Written instruction
Please return the full listing below without altering anything.

**** Given records

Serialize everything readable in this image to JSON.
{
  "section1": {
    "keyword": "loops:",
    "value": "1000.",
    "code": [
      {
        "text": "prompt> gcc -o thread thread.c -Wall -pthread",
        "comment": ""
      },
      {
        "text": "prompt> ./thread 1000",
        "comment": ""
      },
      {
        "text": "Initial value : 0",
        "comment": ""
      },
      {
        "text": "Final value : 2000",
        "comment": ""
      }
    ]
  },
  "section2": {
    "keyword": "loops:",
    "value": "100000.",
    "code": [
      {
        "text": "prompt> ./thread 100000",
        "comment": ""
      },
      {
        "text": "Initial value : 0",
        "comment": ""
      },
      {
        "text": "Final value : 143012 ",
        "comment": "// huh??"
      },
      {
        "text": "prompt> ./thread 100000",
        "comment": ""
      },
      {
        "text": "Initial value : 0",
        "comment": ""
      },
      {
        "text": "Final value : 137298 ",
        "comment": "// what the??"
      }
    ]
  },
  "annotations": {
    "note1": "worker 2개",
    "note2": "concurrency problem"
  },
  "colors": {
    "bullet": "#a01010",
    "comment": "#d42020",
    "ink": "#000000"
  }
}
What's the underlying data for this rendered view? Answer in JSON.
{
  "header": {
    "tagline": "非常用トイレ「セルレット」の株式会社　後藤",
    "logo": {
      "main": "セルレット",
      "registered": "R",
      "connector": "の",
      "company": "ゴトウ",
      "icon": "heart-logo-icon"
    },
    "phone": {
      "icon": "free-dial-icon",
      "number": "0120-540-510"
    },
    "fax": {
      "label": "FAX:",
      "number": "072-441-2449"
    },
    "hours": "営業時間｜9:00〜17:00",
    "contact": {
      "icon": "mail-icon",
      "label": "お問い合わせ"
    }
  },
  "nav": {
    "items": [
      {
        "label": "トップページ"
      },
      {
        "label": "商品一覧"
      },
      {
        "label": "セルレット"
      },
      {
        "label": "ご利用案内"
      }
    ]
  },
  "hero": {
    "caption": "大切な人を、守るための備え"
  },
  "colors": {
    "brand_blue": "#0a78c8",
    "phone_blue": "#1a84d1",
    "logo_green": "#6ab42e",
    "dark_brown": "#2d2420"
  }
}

********

In response
Serialize everything readable in this image to JSON.
{
  "section1": {
    "keyword": "loops:",
    "value": "1000.",
    "code": [
      {
        "text": "prompt> gcc -o thread thread.c -Wall -pthread",
        "comment": ""
      },
      {
        "text": "prompt> ./thread 1000",
        "comment": ""
      },
      {
        "text": "Initial value : 0",
        "comment": ""
      },
      {
        "text": "Final value : 2000",
        "comment": ""
      }
    ]
  },
  "section2": {
    "keyword": "loops:",
    "value": "100000.",
    "code": [
      {
        "text": "prompt> ./thread 100000",
        "comment": ""
      },
      {
        "text": "Initial value : 0",
        "comment": ""
      },
      {
        "text": "Final value : 143012 ",
        "comment": "// huh??"
      },
      {
        "text": "prompt> ./thread 100000",
        "comment": ""
      },
      {
        "text": "Initial value : 0",
        "comment": ""
      },
      {
        "text": "Final value : 137298 ",
        "comment": "// what the??"
      }
    ]
  },
  "annotations": {
    "note1": "worker 2개",
    "note2": "concurrency problem"
  },
  "colors": {
    "bullet": "#a01010",
    "comment": "#d42020",
    "ink": "#000000"
  }
}
What's the underlying data for this rendered view? Answer in JSON.
{
  "header": {
    "tagline": "非常用トイレ「セルレット」の株式会社　後藤",
    "logo": {
      "main": "セルレット",
      "registered": "R",
      "connector": "の",
      "company": "ゴトウ",
      "icon": "heart-logo-icon"
    },
    "phone": {
      "icon": "free-dial-icon",
      "number": "0120-540-510"
    },
    "fax": {
      "label": "FAX:",
      "number": "072-441-2449"
    },
    "hours": "営業時間｜9:00〜17:00",
    "contact": {
      "icon": "mail-icon",
      "label": "お問い合わせ"
    }
  },
  "nav": {
    "items": [
      {
        "label": "トップページ"
      },
      {
        "label": "商品一覧"
      },
      {
        "label": "セルレット"
      },
      {
        "label": "ご利用案内"
      }
    ]
  },
  "hero": {
    "caption": "大切な人を、守るための備え"
  },
  "colors": {
    "brand_blue": "#0a78c8",
    "phone_blue": "#1a84d1",
    "logo_green": "#6ab42e",
    "dark_brown": "#2d2420"
  }
}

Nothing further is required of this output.